### WHAT THE TASK REQUIRES
Scan the lines and state how many carry "popout". Leave out everything but the number.

>> START DATASET EXTRACT

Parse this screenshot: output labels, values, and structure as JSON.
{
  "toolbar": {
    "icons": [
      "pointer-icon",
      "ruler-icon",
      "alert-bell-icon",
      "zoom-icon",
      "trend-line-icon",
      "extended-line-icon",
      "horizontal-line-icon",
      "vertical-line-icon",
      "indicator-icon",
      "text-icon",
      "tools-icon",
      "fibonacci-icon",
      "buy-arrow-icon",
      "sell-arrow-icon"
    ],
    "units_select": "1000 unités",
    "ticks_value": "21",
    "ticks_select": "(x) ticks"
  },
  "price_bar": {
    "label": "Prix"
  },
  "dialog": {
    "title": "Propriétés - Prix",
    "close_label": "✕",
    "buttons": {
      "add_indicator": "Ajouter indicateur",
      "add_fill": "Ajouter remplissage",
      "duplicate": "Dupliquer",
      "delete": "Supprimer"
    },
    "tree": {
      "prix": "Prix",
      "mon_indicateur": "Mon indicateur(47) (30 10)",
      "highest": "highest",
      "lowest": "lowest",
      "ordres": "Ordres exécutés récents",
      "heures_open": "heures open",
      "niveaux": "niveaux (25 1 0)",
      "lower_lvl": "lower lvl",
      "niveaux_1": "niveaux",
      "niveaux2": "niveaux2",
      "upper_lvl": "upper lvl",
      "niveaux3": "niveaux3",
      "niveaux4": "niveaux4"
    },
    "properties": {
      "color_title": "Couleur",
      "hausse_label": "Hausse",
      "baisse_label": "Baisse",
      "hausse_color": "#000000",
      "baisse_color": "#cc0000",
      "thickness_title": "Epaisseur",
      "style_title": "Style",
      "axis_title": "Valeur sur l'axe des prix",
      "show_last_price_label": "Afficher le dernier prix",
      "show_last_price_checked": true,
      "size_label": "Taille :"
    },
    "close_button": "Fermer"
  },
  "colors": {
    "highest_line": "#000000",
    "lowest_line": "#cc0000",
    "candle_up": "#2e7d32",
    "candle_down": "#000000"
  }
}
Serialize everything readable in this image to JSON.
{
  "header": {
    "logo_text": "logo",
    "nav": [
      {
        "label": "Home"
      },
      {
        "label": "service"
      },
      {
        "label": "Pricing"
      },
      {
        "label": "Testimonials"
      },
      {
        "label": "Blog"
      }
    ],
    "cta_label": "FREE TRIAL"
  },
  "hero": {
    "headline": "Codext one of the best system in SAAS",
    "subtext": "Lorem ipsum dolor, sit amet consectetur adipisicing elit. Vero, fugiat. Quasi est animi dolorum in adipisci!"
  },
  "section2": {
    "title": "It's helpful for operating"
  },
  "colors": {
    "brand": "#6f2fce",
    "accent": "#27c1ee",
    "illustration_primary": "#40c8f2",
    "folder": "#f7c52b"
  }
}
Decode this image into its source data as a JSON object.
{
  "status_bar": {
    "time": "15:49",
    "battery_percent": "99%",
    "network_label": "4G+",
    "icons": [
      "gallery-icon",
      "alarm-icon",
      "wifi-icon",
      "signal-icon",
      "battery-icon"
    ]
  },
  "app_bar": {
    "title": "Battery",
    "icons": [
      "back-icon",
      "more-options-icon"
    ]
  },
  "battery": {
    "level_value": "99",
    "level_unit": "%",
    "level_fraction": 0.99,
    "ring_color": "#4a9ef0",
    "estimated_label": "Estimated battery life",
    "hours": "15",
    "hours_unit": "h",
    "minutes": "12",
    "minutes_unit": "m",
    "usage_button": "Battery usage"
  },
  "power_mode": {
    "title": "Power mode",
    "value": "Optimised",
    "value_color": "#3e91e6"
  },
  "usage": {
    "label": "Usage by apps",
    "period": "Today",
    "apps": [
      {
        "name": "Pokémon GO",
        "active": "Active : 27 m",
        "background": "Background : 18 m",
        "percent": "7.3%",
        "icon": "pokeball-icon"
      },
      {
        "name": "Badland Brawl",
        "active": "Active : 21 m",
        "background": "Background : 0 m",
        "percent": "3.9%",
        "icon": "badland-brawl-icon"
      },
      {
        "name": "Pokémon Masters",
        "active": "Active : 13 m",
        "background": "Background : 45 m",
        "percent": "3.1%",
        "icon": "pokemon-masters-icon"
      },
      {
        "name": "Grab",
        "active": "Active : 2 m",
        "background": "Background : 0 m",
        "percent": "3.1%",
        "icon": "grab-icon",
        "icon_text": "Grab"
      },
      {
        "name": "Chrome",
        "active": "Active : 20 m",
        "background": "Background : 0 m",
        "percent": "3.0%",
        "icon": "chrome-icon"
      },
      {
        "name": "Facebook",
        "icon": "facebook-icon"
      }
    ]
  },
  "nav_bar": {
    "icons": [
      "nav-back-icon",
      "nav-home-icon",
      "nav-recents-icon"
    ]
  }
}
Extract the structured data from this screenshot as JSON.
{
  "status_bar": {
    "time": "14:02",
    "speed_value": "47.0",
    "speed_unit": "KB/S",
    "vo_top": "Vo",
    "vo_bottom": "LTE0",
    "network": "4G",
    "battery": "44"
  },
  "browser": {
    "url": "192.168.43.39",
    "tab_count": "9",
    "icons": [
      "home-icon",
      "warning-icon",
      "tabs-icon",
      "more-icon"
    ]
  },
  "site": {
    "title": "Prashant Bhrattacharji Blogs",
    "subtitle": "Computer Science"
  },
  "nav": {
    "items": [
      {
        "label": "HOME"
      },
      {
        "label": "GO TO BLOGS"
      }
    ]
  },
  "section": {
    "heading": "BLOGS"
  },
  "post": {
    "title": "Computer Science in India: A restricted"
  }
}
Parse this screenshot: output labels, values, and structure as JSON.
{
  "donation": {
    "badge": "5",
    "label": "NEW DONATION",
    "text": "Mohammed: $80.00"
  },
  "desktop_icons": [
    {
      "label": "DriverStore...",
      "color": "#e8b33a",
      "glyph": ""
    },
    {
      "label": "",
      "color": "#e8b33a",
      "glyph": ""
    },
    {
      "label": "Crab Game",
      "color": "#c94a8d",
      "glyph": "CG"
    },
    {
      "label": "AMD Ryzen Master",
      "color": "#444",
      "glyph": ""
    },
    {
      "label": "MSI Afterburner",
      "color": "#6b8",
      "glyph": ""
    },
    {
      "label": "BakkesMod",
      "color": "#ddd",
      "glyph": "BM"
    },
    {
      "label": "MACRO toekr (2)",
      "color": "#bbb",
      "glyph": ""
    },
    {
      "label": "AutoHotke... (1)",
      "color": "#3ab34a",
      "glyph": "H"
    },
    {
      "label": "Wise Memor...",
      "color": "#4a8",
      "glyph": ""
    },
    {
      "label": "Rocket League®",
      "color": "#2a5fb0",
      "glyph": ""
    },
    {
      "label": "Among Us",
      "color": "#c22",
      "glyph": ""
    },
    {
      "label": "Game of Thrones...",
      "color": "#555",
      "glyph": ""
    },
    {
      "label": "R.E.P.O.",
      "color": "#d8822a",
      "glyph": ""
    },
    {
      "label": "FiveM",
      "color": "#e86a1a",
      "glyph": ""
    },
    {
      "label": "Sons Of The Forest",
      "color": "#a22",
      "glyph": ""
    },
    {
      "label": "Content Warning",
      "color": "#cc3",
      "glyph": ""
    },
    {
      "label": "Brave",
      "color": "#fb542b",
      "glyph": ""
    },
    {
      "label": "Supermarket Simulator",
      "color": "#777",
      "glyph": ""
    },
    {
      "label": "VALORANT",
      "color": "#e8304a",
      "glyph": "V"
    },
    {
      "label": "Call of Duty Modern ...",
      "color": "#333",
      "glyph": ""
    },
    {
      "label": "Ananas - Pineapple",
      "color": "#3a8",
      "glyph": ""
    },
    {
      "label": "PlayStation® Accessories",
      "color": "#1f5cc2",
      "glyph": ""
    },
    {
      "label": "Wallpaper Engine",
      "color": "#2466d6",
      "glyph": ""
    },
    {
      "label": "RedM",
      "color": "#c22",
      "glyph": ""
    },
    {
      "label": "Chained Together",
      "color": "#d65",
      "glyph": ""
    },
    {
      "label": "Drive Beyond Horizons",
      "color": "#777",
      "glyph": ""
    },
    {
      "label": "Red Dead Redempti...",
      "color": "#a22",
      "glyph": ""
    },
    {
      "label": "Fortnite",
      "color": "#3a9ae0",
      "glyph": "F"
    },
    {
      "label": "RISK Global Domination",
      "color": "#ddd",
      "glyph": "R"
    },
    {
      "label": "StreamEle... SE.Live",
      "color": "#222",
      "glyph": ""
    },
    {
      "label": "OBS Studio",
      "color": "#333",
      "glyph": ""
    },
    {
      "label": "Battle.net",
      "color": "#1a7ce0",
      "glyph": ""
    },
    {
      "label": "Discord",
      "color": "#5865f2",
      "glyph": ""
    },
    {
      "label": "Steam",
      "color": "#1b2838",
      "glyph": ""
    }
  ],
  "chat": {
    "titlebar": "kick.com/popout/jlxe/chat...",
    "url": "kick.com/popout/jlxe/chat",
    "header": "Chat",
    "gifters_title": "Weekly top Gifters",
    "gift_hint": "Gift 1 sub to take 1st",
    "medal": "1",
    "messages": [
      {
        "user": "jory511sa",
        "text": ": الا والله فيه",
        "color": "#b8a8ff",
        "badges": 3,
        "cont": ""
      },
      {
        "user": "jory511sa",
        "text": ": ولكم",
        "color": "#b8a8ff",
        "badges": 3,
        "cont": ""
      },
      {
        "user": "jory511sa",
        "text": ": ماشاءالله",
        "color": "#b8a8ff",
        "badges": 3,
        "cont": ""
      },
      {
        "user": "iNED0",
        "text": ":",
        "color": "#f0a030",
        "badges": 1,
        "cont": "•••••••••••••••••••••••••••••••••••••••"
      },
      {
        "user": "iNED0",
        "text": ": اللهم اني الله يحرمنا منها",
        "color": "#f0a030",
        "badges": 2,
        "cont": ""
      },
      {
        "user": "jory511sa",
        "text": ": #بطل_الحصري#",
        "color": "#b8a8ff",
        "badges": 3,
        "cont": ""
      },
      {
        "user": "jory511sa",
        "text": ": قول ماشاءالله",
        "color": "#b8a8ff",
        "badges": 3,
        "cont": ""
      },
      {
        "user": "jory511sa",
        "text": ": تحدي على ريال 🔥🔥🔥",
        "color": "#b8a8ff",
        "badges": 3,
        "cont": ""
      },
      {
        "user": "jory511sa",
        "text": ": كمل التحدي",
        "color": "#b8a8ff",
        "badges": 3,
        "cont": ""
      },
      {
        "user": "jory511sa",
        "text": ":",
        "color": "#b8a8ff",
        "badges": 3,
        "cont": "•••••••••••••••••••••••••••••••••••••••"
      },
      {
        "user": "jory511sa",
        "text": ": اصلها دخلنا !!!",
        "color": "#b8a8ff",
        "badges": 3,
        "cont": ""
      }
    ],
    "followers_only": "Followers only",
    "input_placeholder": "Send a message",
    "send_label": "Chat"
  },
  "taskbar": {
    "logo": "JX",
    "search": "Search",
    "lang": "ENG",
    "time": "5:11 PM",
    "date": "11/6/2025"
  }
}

>> END DATASET EXTRACT

### WRITTEN RESPONSE
2